### BRIEF
Pull every "Pythagoras" line out of the data below.

Stored data
-- begin --

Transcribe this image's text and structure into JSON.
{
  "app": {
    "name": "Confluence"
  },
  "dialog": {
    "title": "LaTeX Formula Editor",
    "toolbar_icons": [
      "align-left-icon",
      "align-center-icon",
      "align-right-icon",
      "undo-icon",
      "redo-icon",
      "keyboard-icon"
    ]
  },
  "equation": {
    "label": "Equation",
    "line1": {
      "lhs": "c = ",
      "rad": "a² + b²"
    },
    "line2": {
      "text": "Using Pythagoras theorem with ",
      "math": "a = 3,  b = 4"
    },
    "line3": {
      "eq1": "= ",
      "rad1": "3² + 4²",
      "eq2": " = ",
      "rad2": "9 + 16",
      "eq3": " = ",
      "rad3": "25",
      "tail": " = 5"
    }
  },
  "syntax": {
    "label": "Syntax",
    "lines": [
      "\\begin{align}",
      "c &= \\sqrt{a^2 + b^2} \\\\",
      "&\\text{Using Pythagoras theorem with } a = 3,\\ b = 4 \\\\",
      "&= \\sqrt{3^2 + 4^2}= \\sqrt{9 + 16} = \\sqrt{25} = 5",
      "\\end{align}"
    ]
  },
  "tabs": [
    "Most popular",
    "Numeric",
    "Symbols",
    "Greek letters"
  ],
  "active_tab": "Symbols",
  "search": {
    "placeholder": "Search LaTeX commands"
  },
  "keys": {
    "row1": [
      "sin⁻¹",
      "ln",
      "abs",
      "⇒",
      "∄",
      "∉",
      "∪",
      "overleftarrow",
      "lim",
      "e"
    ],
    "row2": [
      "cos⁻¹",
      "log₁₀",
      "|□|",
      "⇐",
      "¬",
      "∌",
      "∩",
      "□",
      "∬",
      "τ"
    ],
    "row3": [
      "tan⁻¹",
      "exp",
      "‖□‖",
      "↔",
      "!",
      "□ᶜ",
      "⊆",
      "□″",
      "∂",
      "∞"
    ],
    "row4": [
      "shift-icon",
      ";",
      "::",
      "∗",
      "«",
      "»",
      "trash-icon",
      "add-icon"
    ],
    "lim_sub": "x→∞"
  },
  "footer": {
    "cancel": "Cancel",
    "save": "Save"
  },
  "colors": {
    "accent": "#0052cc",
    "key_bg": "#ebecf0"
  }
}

-- end --

### RESULT OF THE EXERCISE
      "text": "Using Pythagoras theorem with ",
      "&\\text{Using Pythagoras theorem with } a = 3,\\ b = 4 \\\\",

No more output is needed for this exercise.